En attendant, ce sont près de 800 bénévoles qui oeuvrent sur trois jours pour que les quelques 200 artistes venus soutenir l’action de Solidarité-SIDA puissent donner leurs concerts dans les meilleures conditions possibles. Un grand rendez-vous de solidarité un peu brouillé par un message peu explicite que les artistes cherchent tant bien que mal à faire passer (1 euro/mois pendant un an pour offrir un traitement à une personne atteinte en Afrique), et surtout par un amalgame de diverses causes aux liens parfois distants avec bon nombre de raccourcis assez limites voire utopiques. N’en reste pas moins que Solidays est un grand festival qui, outre des têtes d’affiches destinées à attirer le public en nombre (Jean-Louis Aubert, Bénabar, Raphaël), présente un versant indé non négligeable.


Vendredi 7 juillet 

Côté indé, l’ouverture du festival est assurée par les Californiens de We Are Scientists dont le premier album « With Love and Squalor » est dans les bacs depuis quelques mois. Le trio énergique rencontre un bon succès et l’adhésion du public grâce à des compos d’excellente facture, accrocheuses et puissantes, qui lorgnent largement du côté de l’Angleterre pour l’inspiration. Le relais est ensuite pris par The Zutons qui investissent l’immense scène en extérieur du festival. Mené de main de maître par un chanteur/guitariste de talent, et surtout par une saxophoniste complètement déjantée, le combo de Liverpool délivre une pop teintée de jazz et de soul/funk, avec un seul mot d’ordre : let it groove !
Pourtant décidé ensuite à entendre les élucubrations de Thiéfaine, c’est un véritable déluge qui s’abat sur le festival, obligeant à un repli stratégique à l’abri du Phénix dans lequel officient les abominables Keane. Vite, vite, dès le retour d’un rayon de soleil, on se rend au concert de Kill The Young, dont on est forcé de constater l’incroyable énergie sur scène, avec des titres hargneux et une paire basse/batterie survitaminée. Dès les premières notes du tubesque « Origine Of Illness », une hystérie s’empare du public et l’on en voit qui commencent - mais la chose devient une habitude dans les concerts de rock - à slammer et à pogoter.
Juste le temps de faire retomber le rythme cardiaque à une valeur proche de la normale et déjà les belges de dEUS investissent l’aire de jeu, opposant à la fougue et à la bestialité des KTY une sorte de « sagesse » et des compositions léchées, intelligentes, construites pour aller chatouiller les glandes à plaisir avec une infime délicatesse. Pas tout à fait du même acabit qu’Aston Villa, dont les compositions se suivent et se ressemblent, jusqu’à l’ennui qui survient assez rapidement.

◇ ◇ ◇ ◇ ◇ ◇ ◇

● **Travail demandé**:
**1.** Disposez en tableau Markdown les lignes de données, depuis la toute première jusqu'à celle qui contient « - candle-body: [138, 592, 147, 684] », toutes deux comprises, en laissant de côté les lignes vides. Mettez le numéro d'ordre dans une colonne « Rang » et la ligne elle-même dans une colonne « Contenu ».
**2.** Poursuivez la rédaction du texte sur le festival Solidays à partir de l'endroit où il s'arrête.
Les lignes de données n'ont aucun lien avec le texte sur le festival Solidays.

◇ ◇ ◇ ◇ ◇ ◇ ◇

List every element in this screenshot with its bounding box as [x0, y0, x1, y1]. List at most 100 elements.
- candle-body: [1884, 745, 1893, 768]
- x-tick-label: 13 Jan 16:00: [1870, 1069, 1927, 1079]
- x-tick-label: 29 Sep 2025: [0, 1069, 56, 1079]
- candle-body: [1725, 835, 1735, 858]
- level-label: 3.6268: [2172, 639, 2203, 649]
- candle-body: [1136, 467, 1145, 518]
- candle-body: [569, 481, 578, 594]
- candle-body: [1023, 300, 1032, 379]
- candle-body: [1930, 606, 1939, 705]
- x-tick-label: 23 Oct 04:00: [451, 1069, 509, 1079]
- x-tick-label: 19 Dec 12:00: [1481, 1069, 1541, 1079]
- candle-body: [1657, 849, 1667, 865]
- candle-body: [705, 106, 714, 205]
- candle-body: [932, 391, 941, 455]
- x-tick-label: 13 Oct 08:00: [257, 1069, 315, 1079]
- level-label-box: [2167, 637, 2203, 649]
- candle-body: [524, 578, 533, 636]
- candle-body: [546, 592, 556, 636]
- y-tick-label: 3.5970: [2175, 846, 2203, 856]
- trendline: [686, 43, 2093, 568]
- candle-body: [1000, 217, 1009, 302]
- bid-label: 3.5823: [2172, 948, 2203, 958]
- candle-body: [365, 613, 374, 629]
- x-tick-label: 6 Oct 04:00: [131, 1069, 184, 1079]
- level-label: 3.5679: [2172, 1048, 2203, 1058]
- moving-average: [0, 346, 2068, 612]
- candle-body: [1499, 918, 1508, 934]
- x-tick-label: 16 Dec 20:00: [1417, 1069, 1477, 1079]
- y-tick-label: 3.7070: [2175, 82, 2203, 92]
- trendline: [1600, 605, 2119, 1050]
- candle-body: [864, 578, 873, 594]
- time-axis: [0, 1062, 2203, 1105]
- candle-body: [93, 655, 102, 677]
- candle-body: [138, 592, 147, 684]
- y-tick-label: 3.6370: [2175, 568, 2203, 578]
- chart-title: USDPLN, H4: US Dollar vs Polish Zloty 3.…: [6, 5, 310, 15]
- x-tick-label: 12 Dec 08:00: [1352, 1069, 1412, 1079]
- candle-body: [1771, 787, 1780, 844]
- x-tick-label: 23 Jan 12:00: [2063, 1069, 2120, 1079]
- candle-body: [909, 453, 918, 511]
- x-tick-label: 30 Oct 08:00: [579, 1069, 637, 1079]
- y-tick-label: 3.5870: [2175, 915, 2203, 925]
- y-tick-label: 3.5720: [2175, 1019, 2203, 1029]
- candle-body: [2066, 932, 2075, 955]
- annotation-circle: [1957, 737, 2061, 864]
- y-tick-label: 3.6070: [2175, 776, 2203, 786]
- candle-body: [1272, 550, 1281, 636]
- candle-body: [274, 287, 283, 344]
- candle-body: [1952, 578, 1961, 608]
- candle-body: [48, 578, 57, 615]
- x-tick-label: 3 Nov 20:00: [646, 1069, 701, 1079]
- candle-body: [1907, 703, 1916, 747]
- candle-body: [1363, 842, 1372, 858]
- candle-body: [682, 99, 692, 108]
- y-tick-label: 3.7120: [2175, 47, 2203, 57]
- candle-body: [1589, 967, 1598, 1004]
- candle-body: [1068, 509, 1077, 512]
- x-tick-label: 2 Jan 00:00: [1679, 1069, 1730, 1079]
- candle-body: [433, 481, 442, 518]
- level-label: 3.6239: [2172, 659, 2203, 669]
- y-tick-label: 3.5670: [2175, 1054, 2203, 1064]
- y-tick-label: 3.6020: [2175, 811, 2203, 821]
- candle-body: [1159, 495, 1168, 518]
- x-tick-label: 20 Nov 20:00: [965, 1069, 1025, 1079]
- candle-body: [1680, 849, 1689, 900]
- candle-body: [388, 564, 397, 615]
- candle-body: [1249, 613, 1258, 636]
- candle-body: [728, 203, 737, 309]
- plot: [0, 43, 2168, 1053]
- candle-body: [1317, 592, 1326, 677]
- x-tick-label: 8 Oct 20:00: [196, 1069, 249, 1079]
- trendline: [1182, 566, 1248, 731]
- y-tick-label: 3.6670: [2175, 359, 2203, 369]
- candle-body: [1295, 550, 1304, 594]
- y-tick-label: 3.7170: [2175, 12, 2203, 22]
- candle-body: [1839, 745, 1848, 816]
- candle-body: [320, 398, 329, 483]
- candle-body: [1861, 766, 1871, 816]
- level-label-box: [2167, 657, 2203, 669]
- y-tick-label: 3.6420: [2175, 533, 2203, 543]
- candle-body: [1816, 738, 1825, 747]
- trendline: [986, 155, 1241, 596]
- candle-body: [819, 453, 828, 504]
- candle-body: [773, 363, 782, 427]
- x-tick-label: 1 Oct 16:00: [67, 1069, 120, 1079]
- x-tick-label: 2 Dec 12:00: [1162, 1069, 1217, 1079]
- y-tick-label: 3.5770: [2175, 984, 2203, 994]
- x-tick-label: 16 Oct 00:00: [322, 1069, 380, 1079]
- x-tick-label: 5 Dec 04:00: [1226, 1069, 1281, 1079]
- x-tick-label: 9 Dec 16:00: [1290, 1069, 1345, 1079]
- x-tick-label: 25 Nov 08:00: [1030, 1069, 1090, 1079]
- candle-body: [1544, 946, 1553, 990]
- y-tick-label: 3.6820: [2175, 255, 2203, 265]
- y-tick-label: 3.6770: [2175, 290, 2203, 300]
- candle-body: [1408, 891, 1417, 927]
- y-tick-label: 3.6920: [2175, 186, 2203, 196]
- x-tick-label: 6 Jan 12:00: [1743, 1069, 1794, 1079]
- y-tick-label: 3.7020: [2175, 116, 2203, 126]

◇ ◇ ◇ ◇ ◇ ◇ ◇

● **Réponses par consigne**:
**1.**
| Rang | Contenu |
|---|---|
| 1 | List every element in this screenshot with its bounding box as [x0, y0, x1, y1]. List at most 100 elements. |
| 2 | - candle-body: [1884, 745, 1893, 768] |
| 3 | - x-tick-label: 13 Jan 16:00: [1870, 1069, 1927, 1079] |
| 4 | - x-tick-label: 29 Sep 2025: [0, 1069, 56, 1079] |
| 5 | - candle-body: [1725, 835, 1735, 858] |
| 6 | - level-label: 3.6268: [2172, 639, 2203, 649] |
| 7 | - candle-body: [1136, 467, 1145, 518] |
| 8 | - candle-body: [569, 481, 578, 594] |
| 9 | - candle-body: [1023, 300, 1032, 379] |
| 10 | - candle-body: [1930, 606, 1939, 705] |
| 11 | - x-tick-label: 23 Oct 04:00: [451, 1069, 509, 1079] |
| 12 | - x-tick-label: 19 Dec 12:00: [1481, 1069, 1541, 1079] |
| 13 | - candle-body: [1657, 849, 1667, 865] |
| 14 | - candle-body: [705, 106, 714, 205] |
| 15 | - candle-body: [932, 391, 941, 455] |
| 16 | - x-tick-label: 13 Oct 08:00: [257, 1069, 315, 1079] |
| 17 | - level-label-box: [2167, 637, 2203, 649] |
| 18 | - candle-body: [524, 578, 533, 636] |
| 19 | - candle-body: [546, 592, 556, 636] |
| 20 | - y-tick-label: 3.5970: [2175, 846, 2203, 856] |
| 21 | - trendline: [686, 43, 2093, 568] |
| 22 | - candle-body: [1000, 217, 1009, 302] |
| 23 | - bid-label: 3.5823: [2172, 948, 2203, 958] |
| 24 | - candle-body: [365, 613, 374, 629] |
| 25 | - x-tick-label: 6 Oct 04:00: [131, 1069, 184, 1079] |
| 26 | - level-label: 3.5679: [2172, 1048, 2203, 1058] |
| 27 | - moving-average: [0, 346, 2068, 612] |
| 28 | - candle-body: [1499, 918, 1508, 934] |
| 29 | - x-tick-label: 16 Dec 20:00: [1417, 1069, 1477, 1079] |
| 30 | - y-tick-label: 3.7070: [2175, 82, 2203, 92] |
| 31 | - trendline: [1600, 605, 2119, 1050] |
| 32 | - candle-body: [864, 578, 873, 594] |
| 33 | - time-axis: [0, 1062, 2203, 1105] |
| 34 | - candle-body: [93, 655, 102, 677] |
| 35 | - candle-body: [138, 592, 147, 684] |

**2.**
Samedi 8 juillet

La journée commence en extérieur sur la grande scène avec le groupe rochelais Asyl, qui a un peu de mal à obtenir l’adhésion du public. Il faut reconnaître à leur décharge que l’heure avancée du concert (c’est presque encore le matin pour la majorité des festivaliers !), la chaleur et la taille démesurée de la scène pour un groupe de cette envergure sont peut-être la cause de cette apathie’ A l’inverse, c’est à l’ombre du grand chapiteau que les anglais d’Infadels distribuent par salves leur rock’n roll mâtiné d’électro-punk, le noir de leurs costumes contrastant avec le rose flashy de leurs amplis et de leurs synthés. C’est plein de punch et assez entrainant, si bien que le Phénix se voit rapidement transformé en dance-floor…
Thomas Fersen assure quant à lui une prestation élégante, poétique, forte avec cette voix éraillée si caractéristique et cet univers qui n’appartient qu’à lui, où « Zaza » pue toujours autant mais demeure toujours aussi sympa ! Chapeau melon vissé sur la tête façon Orange Mécanique, on se laisse bercer par ces mélodies bien foutues et ces textes ciselés, et le bonhomme trace son chemin doucement mais sûrement pour nous offrir au final une heure de succession de petits bonheurs.
On croise aussi les Têtes Raides qui assènent leurs textes résolument engagés sur la grande scène du festival et, avec l’horloge qui tourne, on voit arriver de grosses pointures rock comme les Dandy Warhols qui vont réaliser un show absolument mémorable. Courtney Taylor-Taylor et Zia McCabe, devenus de véritables stars depuis l’explosion du film « Dig ! », balancent un rock puissant dans lequel sont explorées toutes les possibilités offertes par la combinaison de trois accords ! Ca prend au plus profond des tripes, et ça raisonne encore dans la caboche longtemps après la fin du concert !
Autre grosse pointure, Archive fait une prestation honnête mais qui semble finalement assez longue et terne, la majorité des titres joués étant issus de leur dernier opus « Lights », qui n’a pas le charisme et l’inventivité de leurs premiers disques. Dommage. Enfin, habitués des festivals, ce sont les Dionysos qui se proposent d’enflammer la grande scène devant un parterre sans doute un peu conquis d’avance à la prestation électrique et survoltée de Mathias et de ses comparses. Mais c’est toujours aussi efficace et, que l’on aime ou pas, un concert de Dionysos reste un grand moment à vivre !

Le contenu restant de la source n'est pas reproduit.